#### Task input
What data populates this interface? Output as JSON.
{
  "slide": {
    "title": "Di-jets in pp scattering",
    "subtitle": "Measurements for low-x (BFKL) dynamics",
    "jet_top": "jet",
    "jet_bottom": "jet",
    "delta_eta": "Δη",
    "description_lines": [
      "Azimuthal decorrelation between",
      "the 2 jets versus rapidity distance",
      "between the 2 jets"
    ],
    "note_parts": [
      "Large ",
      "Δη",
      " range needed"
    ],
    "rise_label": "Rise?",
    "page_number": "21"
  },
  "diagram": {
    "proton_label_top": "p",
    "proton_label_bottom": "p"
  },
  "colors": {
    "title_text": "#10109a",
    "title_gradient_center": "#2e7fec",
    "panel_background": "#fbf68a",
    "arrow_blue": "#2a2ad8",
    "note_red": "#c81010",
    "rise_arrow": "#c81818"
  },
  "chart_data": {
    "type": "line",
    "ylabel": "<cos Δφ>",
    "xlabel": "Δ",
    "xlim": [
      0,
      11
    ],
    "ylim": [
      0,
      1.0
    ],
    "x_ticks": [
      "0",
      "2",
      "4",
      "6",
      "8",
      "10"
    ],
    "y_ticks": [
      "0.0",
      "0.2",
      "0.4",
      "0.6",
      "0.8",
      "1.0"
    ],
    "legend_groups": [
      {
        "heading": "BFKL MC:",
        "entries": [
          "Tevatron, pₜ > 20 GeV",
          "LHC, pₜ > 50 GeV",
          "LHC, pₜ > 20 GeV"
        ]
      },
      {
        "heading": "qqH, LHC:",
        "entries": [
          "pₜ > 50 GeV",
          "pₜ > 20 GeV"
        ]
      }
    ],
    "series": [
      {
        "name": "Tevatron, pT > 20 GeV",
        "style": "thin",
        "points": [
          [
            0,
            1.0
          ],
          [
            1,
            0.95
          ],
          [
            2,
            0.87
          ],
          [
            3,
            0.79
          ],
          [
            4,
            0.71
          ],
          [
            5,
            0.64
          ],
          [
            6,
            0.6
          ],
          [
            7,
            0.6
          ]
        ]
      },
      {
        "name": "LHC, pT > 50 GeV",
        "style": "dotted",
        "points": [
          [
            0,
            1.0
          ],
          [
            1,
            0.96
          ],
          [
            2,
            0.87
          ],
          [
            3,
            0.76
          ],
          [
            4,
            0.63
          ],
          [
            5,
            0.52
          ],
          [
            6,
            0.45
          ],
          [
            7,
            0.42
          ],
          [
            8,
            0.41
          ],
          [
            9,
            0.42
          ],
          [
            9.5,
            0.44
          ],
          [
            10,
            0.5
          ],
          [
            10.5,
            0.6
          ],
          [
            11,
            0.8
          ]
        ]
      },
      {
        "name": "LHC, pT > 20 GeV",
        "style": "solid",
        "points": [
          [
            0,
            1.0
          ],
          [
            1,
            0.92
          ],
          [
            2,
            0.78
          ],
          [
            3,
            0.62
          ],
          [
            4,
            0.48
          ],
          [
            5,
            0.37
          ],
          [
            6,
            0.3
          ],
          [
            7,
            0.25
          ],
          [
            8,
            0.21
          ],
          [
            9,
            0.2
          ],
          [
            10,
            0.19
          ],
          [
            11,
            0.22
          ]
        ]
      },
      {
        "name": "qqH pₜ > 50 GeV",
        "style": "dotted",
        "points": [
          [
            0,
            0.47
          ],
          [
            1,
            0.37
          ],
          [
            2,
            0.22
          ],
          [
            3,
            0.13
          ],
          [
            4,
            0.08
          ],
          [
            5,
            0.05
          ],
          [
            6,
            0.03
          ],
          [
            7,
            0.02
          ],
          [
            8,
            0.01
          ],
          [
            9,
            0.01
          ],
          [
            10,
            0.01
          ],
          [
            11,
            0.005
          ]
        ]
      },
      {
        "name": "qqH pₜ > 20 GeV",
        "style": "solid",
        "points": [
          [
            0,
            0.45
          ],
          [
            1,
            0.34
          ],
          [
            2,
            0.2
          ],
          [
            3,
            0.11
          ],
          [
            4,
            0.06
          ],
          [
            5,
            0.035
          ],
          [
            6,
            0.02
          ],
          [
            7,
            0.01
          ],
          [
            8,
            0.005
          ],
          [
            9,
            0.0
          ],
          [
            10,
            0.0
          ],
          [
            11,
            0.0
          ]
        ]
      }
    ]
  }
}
########
▸ **Given request**:
Using the data above, reproduce every line exactly.

▸ **Full output**:
What data populates this interface? Output as JSON.
{
  "slide": {
    "title": "Di-jets in pp scattering",
    "subtitle": "Measurements for low-x (BFKL) dynamics",
    "jet_top": "jet",
    "jet_bottom": "jet",
    "delta_eta": "Δη",
    "description_lines": [
      "Azimuthal decorrelation between",
      "the 2 jets versus rapidity distance",
      "between the 2 jets"
    ],
    "note_parts": [
      "Large ",
      "Δη",
      " range needed"
    ],
    "rise_label": "Rise?",
    "page_number": "21"
  },
  "diagram": {
    "proton_label_top": "p",
    "proton_label_bottom": "p"
  },
  "colors": {
    "title_text": "#10109a",
    "title_gradient_center": "#2e7fec",
    "panel_background": "#fbf68a",
    "arrow_blue": "#2a2ad8",
    "note_red": "#c81010",
    "rise_arrow": "#c81818"
  },
  "chart_data": {
    "type": "line",
    "ylabel": "<cos Δφ>",
    "xlabel": "Δ",
    "xlim": [
      0,
      11
    ],
    "ylim": [
      0,
      1.0
    ],
    "x_ticks": [
      "0",
      "2",
      "4",
      "6",
      "8",
      "10"
    ],
    "y_ticks": [
      "0.0",
      "0.2",
      "0.4",
      "0.6",
      "0.8",
      "1.0"
    ],
    "legend_groups": [
      {
        "heading": "BFKL MC:",
        "entries": [
          "Tevatron, pₜ > 20 GeV",
          "LHC, pₜ > 50 GeV",
          "LHC, pₜ > 20 GeV"
        ]
      },
      {
        "heading": "qqH, LHC:",
        "entries": [
          "pₜ > 50 GeV",
          "pₜ > 20 GeV"
        ]
      }
    ],
    "series": [
      {
        "name": "Tevatron, pT > 20 GeV",
        "style": "thin",
        "points": [
          [
            0,
            1.0
          ],
          [
            1,
            0.95
          ],
          [
            2,
            0.87
          ],
          [
            3,
            0.79
          ],
          [
            4,
            0.71
          ],
          [
            5,
            0.64
          ],
          [
            6,
            0.6
          ],
          [
            7,
            0.6
          ]
        ]
      },
      {
        "name": "LHC, pT > 50 GeV",
        "style": "dotted",
        "points": [
          [
            0,
            1.0
          ],
          [
            1,
            0.96
          ],
          [
            2,
            0.87
          ],
          [
            3,
            0.76
          ],
          [
            4,
            0.63
          ],
          [
            5,
            0.52
          ],
          [
            6,
            0.45
          ],
          [
            7,
            0.42
          ],
          [
            8,
            0.41
          ],
          [
            9,
            0.42
          ],
          [
            9.5,
            0.44
          ],
          [
            10,
            0.5
          ],
          [
            10.5,
            0.6
          ],
          [
            11,
            0.8
          ]
        ]
      },
      {
        "name": "LHC, pT > 20 GeV",
        "style": "solid",
        "points": [
          [
            0,
            1.0
          ],
          [
            1,
            0.92
          ],
          [
            2,
            0.78
          ],
          [
            3,
            0.62
          ],
          [
            4,
            0.48
          ],
          [
            5,
            0.37
          ],
          [
            6,
            0.3
          ],
          [
            7,
            0.25
          ],
          [
            8,
            0.21
          ],
          [
            9,
            0.2
          ],
          [
            10,
            0.19
          ],
          [
            11,
            0.22
          ]
        ]
      },
      {
        "name": "qqH pₜ > 50 GeV",
        "style": "dotted",
        "points": [
          [
            0,
            0.47
          ],
          [
            1,
            0.37
          ],
          [
            2,
            0.22
          ],
          [
            3,
            0.13
          ],
          [
            4,
            0.08
          ],
          [
            5,
            0.05
          ],
          [
            6,
            0.03
          ],
          [
            7,
            0.02
          ],
          [
            8,
            0.01
          ],
          [
            9,
            0.01
          ],
          [
            10,
            0.01
          ],
          [
            11,
            0.005
          ]
        ]
      },
      {
        "name": "qqH pₜ > 20 GeV",
        "style": "solid",
        "points": [
          [
            0,
            0.45
          ],
          [
            1,
            0.34
          ],
          [
            2,
            0.2
          ],
          [
            3,
            0.11
          ],
          [
            4,
            0.06
          ],
          [
            5,
            0.035
          ],
          [
            6,
            0.02
          ],
          [
            7,
            0.01
          ],
          [
            8,
            0.005
          ],
          [
            9,
            0.0
          ],
          [
            10,
            0.0
          ],
          [
            11,
            0.0
          ]
        ]
      }
    ]
  }
}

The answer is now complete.